Reproduce the listing below word for word, covering the stretch from its first line through the line containing "stone-black[interactable]: [38, 190, 57, 209]", with both of those lines included.

▶ **Supplied records**
## begin

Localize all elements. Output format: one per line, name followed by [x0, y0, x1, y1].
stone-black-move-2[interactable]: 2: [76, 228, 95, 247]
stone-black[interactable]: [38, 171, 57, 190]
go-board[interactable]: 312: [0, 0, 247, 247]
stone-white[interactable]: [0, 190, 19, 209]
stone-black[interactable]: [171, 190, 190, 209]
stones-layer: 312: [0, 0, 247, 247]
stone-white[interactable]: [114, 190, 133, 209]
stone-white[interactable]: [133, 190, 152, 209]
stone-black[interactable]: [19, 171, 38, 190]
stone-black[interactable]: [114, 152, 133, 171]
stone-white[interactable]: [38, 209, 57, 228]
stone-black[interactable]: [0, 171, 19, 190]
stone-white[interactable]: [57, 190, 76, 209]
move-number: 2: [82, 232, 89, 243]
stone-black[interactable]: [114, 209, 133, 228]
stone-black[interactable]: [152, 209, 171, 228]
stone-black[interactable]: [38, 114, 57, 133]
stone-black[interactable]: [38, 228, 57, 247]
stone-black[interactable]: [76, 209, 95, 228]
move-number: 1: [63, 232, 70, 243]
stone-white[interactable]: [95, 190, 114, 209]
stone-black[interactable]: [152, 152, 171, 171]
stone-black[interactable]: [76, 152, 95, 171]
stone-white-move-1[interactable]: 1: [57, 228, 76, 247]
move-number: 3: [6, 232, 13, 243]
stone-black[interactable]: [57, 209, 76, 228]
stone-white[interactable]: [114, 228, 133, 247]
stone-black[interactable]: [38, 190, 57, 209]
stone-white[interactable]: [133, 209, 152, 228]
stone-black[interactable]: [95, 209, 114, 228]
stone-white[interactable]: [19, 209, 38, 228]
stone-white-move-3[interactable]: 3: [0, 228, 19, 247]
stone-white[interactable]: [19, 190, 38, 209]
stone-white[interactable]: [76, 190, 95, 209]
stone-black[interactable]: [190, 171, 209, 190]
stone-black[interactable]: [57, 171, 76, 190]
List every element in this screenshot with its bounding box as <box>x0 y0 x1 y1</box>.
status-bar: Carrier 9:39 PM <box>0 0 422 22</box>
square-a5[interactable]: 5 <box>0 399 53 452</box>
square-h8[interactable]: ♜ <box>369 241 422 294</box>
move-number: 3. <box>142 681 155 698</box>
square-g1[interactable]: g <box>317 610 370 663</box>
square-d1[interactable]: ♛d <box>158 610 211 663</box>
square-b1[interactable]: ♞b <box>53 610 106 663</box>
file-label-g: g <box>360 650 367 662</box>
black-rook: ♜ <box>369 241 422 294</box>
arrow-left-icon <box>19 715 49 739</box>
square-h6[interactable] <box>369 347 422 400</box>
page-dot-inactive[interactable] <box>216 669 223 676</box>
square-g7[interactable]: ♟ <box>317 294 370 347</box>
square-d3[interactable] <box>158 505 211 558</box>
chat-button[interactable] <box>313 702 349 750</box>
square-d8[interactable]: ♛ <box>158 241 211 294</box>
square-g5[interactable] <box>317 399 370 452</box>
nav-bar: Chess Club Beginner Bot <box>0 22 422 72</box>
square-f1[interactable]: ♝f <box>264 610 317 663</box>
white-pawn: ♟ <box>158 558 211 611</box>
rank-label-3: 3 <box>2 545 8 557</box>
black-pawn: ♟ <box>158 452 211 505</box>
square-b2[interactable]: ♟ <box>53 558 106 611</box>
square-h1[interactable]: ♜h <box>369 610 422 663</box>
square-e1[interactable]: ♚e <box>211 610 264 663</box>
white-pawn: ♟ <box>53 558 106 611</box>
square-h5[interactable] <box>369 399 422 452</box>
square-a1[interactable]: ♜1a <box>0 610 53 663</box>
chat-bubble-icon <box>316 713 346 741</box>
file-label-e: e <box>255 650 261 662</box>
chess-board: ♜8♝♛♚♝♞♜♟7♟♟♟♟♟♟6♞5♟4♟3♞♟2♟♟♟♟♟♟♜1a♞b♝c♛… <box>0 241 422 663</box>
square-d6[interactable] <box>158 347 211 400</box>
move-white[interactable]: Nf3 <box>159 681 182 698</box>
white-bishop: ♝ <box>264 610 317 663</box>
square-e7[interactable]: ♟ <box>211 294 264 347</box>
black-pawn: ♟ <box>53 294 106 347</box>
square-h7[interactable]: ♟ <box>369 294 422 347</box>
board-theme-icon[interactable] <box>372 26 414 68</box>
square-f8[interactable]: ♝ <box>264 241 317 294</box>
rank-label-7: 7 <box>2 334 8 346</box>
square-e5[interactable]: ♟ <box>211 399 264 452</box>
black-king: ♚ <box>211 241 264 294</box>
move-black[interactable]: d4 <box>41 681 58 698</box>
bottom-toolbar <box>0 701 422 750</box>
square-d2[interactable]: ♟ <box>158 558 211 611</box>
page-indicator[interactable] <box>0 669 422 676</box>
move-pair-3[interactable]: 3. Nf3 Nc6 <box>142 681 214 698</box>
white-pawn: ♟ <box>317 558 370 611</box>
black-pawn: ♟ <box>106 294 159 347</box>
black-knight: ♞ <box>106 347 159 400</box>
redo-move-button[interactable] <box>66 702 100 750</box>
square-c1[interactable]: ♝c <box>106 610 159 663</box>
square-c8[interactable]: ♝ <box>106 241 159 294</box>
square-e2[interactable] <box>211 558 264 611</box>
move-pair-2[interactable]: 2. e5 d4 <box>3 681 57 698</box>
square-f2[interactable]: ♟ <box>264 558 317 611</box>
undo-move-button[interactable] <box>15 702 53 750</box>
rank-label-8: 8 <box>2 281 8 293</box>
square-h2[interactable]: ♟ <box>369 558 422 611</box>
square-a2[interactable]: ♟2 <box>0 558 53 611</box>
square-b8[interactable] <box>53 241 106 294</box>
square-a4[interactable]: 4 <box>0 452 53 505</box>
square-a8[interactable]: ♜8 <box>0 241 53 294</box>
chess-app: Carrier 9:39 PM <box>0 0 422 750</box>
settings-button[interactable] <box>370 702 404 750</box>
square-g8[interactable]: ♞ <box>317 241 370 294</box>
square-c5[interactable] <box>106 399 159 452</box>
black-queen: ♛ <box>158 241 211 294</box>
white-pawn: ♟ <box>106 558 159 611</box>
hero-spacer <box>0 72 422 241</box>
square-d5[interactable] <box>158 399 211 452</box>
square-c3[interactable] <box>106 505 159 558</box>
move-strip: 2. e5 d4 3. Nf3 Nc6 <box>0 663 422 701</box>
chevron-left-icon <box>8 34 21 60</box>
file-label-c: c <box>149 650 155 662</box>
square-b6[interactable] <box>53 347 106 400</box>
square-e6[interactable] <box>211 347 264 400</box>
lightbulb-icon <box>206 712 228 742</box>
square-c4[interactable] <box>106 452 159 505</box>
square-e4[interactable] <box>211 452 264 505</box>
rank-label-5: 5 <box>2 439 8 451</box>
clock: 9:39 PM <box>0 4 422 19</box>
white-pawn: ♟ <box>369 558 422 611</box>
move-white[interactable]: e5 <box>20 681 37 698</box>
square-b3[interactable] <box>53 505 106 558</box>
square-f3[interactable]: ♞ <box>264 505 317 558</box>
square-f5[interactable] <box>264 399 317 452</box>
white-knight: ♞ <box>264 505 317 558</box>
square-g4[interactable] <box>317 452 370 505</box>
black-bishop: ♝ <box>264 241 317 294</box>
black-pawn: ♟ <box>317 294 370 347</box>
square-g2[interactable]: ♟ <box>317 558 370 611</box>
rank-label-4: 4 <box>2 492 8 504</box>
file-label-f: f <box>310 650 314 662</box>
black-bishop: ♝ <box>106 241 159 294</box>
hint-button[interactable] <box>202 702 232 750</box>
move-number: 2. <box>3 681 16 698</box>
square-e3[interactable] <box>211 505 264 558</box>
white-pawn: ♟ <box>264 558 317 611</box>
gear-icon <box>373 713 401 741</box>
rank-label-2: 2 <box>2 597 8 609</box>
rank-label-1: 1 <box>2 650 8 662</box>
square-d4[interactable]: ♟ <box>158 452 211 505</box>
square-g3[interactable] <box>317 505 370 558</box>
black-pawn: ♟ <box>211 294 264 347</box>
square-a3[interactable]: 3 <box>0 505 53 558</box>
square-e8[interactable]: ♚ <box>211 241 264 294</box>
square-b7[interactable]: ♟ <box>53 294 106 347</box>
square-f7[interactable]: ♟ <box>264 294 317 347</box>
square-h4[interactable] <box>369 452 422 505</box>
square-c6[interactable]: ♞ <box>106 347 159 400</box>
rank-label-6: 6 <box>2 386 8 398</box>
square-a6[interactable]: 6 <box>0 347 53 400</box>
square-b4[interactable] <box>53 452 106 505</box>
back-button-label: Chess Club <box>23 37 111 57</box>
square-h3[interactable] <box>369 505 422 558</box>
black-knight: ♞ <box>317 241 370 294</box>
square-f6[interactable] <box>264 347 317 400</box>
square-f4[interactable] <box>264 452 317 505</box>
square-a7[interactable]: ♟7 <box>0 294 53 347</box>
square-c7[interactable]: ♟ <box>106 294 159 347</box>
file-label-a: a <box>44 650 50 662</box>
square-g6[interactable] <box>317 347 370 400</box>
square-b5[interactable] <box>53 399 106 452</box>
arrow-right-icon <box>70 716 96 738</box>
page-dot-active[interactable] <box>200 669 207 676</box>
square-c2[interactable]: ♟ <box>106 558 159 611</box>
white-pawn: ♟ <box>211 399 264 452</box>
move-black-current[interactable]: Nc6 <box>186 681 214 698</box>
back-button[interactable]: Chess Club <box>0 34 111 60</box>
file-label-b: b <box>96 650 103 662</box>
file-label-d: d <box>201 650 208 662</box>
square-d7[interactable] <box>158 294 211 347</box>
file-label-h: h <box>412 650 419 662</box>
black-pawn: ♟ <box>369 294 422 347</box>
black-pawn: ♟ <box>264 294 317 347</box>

## end

▶ **Solution for this exercise**
Localize all elements. Output format: one per line, name followed by [x0, y0, x1, y1].
stone-black-move-2[interactable]: 2: [76, 228, 95, 247]
stone-black[interactable]: [38, 171, 57, 190]
go-board[interactable]: 312: [0, 0, 247, 247]
stone-white[interactable]: [0, 190, 19, 209]
stone-black[interactable]: [171, 190, 190, 209]
stones-layer: 312: [0, 0, 247, 247]
stone-white[interactable]: [114, 190, 133, 209]
stone-white[interactable]: [133, 190, 152, 209]
stone-black[interactable]: [19, 171, 38, 190]
stone-black[interactable]: [114, 152, 133, 171]
stone-white[interactable]: [38, 209, 57, 228]
stone-black[interactable]: [0, 171, 19, 190]
stone-white[interactable]: [57, 190, 76, 209]
move-number: 2: [82, 232, 89, 243]
stone-black[interactable]: [114, 209, 133, 228]
stone-black[interactable]: [152, 209, 171, 228]
stone-black[interactable]: [38, 114, 57, 133]
stone-black[interactable]: [38, 228, 57, 247]
stone-black[interactable]: [76, 209, 95, 228]
move-number: 1: [63, 232, 70, 243]
stone-white[interactable]: [95, 190, 114, 209]
stone-black[interactable]: [152, 152, 171, 171]
stone-black[interactable]: [76, 152, 95, 171]
stone-white-move-1[interactable]: 1: [57, 228, 76, 247]
move-number: 3: [6, 232, 13, 243]
stone-black[interactable]: [57, 209, 76, 228]
stone-white[interactable]: [114, 228, 133, 247]
stone-black[interactable]: [38, 190, 57, 209]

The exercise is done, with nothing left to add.